Task description | Produce an exact transcription of every entry.

---

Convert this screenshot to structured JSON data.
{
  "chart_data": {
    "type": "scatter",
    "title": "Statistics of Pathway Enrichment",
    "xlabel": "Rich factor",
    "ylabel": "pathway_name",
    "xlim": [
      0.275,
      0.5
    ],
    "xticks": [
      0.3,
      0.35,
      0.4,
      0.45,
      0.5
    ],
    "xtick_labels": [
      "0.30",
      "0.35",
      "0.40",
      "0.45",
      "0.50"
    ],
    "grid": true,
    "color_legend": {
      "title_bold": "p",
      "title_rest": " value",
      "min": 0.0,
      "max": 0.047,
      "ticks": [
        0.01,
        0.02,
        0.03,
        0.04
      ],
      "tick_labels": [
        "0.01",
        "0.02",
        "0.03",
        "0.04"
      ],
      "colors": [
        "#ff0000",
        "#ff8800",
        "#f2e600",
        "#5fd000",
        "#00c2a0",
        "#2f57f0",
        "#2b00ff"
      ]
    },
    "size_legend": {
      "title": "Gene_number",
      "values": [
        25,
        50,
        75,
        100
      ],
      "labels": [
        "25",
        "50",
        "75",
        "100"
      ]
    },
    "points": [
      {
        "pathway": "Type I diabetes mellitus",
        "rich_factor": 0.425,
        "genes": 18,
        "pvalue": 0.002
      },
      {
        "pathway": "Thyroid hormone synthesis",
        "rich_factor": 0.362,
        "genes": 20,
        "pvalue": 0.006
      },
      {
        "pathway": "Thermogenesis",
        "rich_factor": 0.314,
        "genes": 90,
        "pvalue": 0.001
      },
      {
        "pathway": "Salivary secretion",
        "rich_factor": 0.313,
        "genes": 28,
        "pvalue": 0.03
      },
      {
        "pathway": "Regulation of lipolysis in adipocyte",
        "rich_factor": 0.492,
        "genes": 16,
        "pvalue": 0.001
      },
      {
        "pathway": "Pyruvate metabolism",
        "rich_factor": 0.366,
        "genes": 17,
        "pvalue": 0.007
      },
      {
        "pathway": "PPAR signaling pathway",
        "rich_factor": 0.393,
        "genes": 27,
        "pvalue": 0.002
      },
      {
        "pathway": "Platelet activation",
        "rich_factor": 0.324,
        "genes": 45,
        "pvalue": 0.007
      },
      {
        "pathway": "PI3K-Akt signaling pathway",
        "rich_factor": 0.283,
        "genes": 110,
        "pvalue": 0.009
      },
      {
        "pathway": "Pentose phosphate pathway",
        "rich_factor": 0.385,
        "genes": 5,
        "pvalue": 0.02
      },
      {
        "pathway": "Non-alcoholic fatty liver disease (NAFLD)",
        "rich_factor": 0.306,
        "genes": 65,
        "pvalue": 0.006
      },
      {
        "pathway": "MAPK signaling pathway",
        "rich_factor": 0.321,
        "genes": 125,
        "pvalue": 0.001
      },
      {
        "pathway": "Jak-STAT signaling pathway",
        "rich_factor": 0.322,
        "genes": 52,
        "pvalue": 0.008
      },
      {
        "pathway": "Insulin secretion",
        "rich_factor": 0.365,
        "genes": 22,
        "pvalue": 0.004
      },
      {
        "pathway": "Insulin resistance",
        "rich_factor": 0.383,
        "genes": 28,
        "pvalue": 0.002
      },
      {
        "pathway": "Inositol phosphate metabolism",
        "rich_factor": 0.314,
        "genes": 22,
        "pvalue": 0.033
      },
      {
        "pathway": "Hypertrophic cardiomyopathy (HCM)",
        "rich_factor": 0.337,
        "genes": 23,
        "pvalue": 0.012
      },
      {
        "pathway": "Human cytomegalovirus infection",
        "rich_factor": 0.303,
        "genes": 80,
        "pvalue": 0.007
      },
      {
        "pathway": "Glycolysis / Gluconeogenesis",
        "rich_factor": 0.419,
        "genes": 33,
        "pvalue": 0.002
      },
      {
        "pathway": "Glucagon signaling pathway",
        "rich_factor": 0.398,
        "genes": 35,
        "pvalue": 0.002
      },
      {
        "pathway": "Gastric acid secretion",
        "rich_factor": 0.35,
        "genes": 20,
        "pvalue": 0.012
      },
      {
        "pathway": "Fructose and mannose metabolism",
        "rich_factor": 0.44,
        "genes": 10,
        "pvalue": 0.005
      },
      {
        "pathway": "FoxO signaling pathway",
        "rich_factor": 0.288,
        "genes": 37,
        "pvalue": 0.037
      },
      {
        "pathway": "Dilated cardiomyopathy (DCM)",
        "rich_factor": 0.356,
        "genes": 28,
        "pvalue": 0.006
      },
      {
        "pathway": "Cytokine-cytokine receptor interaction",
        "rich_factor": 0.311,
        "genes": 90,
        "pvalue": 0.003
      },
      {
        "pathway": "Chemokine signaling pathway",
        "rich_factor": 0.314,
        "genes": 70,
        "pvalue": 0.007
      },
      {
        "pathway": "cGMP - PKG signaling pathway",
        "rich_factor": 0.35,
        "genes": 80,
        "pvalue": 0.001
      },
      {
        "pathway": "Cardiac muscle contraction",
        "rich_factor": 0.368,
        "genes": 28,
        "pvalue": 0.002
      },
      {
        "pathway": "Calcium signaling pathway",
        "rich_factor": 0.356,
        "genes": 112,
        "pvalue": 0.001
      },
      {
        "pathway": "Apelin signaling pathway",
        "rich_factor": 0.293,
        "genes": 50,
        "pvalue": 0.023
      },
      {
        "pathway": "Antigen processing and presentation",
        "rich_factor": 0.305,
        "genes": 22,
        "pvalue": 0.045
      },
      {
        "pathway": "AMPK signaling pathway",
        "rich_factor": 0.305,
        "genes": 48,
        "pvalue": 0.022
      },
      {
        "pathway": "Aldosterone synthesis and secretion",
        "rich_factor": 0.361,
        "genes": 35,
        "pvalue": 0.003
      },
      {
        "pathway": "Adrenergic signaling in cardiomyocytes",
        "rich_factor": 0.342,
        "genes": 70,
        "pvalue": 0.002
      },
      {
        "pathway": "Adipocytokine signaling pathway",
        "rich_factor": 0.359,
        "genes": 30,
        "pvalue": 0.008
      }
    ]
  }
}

---

Problem solution |
Convert this screenshot to structured JSON data.
{
  "chart_data": {
    "type": "scatter",
    "title": "Statistics of Pathway Enrichment",
    "xlabel": "Rich factor",
    "ylabel": "pathway_name",
    "xlim": [
      0.275,
      0.5
    ],
    "xticks": [
      0.3,
      0.35,
      0.4,
      0.45,
      0.5
    ],
    "xtick_labels": [
      "0.30",
      "0.35",
      "0.40",
      "0.45",
      "0.50"
    ],
    "grid": true,
    "color_legend": {
      "title_bold": "p",
      "title_rest": " value",
      "min": 0.0,
      "max": 0.047,
      "ticks": [
        0.01,
        0.02,
        0.03,
        0.04
      ],
      "tick_labels": [
        "0.01",
        "0.02",
        "0.03",
        "0.04"
      ],
      "colors": [
        "#ff0000",
        "#ff8800",
        "#f2e600",
        "#5fd000",
        "#00c2a0",
        "#2f57f0",
        "#2b00ff"
      ]
    },
    "size_legend": {
      "title": "Gene_number",
      "values": [
        25,
        50,
        75,
        100
      ],
      "labels": [
        "25",
        "50",
        "75",
        "100"
      ]
    },
    "points": [
      {
        "pathway": "Type I diabetes mellitus",
        "rich_factor": 0.425,
        "genes": 18,
        "pvalue": 0.002
      },
      {
        "pathway": "Thyroid hormone synthesis",
        "rich_factor": 0.362,
        "genes": 20,
        "pvalue": 0.006
      },
      {
        "pathway": "Thermogenesis",
        "rich_factor": 0.314,
        "genes": 90,
        "pvalue": 0.001
      },
      {
        "pathway": "Salivary secretion",
        "rich_factor": 0.313,
        "genes": 28,
        "pvalue": 0.03
      },
      {
        "pathway": "Regulation of lipolysis in adipocyte",
        "rich_factor": 0.492,
        "genes": 16,
        "pvalue": 0.001
      },
      {
        "pathway": "Pyruvate metabolism",
        "rich_factor": 0.366,
        "genes": 17,
        "pvalue": 0.007
      },
      {
        "pathway": "PPAR signaling pathway",
        "rich_factor": 0.393,
        "genes": 27,
        "pvalue": 0.002
      },
      {
        "pathway": "Platelet activation",
        "rich_factor": 0.324,
        "genes": 45,
        "pvalue": 0.007
      },
      {
        "pathway": "PI3K-Akt signaling pathway",
        "rich_factor": 0.283,
        "genes": 110,
        "pvalue": 0.009
      },
      {
        "pathway": "Pentose phosphate pathway",
        "rich_factor": 0.385,
        "genes": 5,
        "pvalue": 0.02
      },
      {
        "pathway": "Non-alcoholic fatty liver disease (NAFLD)",
        "rich_factor": 0.306,
        "genes": 65,
        "pvalue": 0.006
      },
      {
        "pathway": "MAPK signaling pathway",
        "rich_factor": 0.321,
        "genes": 125,
        "pvalue": 0.001
      },
      {
        "pathway": "Jak-STAT signaling pathway",
        "rich_factor": 0.322,
        "genes": 52,
        "pvalue": 0.008
      },
      {
        "pathway": "Insulin secretion",
        "rich_factor": 0.365,
        "genes": 22,
        "pvalue": 0.004
      },
      {
        "pathway": "Insulin resistance",
        "rich_factor": 0.383,
        "genes": 28,
        "pvalue": 0.002
      },
      {
        "pathway": "Inositol phosphate metabolism",
        "rich_factor": 0.314,
        "genes": 22,
        "pvalue": 0.033
      },
      {
        "pathway": "Hypertrophic cardiomyopathy (HCM)",
        "rich_factor": 0.337,
        "genes": 23,
        "pvalue": 0.012
      },
      {
        "pathway": "Human cytomegalovirus infection",
        "rich_factor": 0.303,
        "genes": 80,
        "pvalue": 0.007
      },
      {
        "pathway": "Glycolysis / Gluconeogenesis",
        "rich_factor": 0.419,
        "genes": 33,
        "pvalue": 0.002
      },
      {
        "pathway": "Glucagon signaling pathway",
        "rich_factor": 0.398,
        "genes": 35,
        "pvalue": 0.002
      },
      {
        "pathway": "Gastric acid secretion",
        "rich_factor": 0.35,
        "genes": 20,
        "pvalue": 0.012
      },
      {
        "pathway": "Fructose and mannose metabolism",
        "rich_factor": 0.44,
        "genes": 10,
        "pvalue": 0.005
      },
      {
        "pathway": "FoxO signaling pathway",
        "rich_factor": 0.288,
        "genes": 37,
        "pvalue": 0.037
      },
      {
        "pathway": "Dilated cardiomyopathy (DCM)",
        "rich_factor": 0.356,
        "genes": 28,
        "pvalue": 0.006
      },
      {
        "pathway": "Cytokine-cytokine receptor interaction",
        "rich_factor": 0.311,
        "genes": 90,
        "pvalue": 0.003
      },
      {
        "pathway": "Chemokine signaling pathway",
        "rich_factor": 0.314,
        "genes": 70,
        "pvalue": 0.007
      },
      {
        "pathway": "cGMP - PKG signaling pathway",
        "rich_factor": 0.35,
        "genes": 80,
        "pvalue": 0.001
      },
      {
        "pathway": "Cardiac muscle contraction",
        "rich_factor": 0.368,
        "genes": 28,
        "pvalue": 0.002
      },
      {
        "pathway": "Calcium signaling pathway",
        "rich_factor": 0.356,
        "genes": 112,
        "pvalue": 0.001
      },
      {
        "pathway": "Apelin signaling pathway",
        "rich_factor": 0.293,
        "genes": 50,
        "pvalue": 0.023
      },
      {
        "pathway": "Antigen processing and presentation",
        "rich_factor": 0.305,
        "genes": 22,
        "pvalue": 0.045
      },
      {
        "pathway": "AMPK signaling pathway",
        "rich_factor": 0.305,
        "genes": 48,
        "pvalue": 0.022
      },
      {
        "pathway": "Aldosterone synthesis and secretion",
        "rich_factor": 0.361,
        "genes": 35,
        "pvalue": 0.003
      },
      {
        "pathway": "Adrenergic signaling in cardiomyocytes",
        "rich_factor": 0.342,
        "genes": 70,
        "pvalue": 0.002
      },
      {
        "pathway": "Adipocytokine signaling pathway",
        "rich_factor": 0.359,
        "genes": 30,
        "pvalue": 0.008
      }
    ]
  }
}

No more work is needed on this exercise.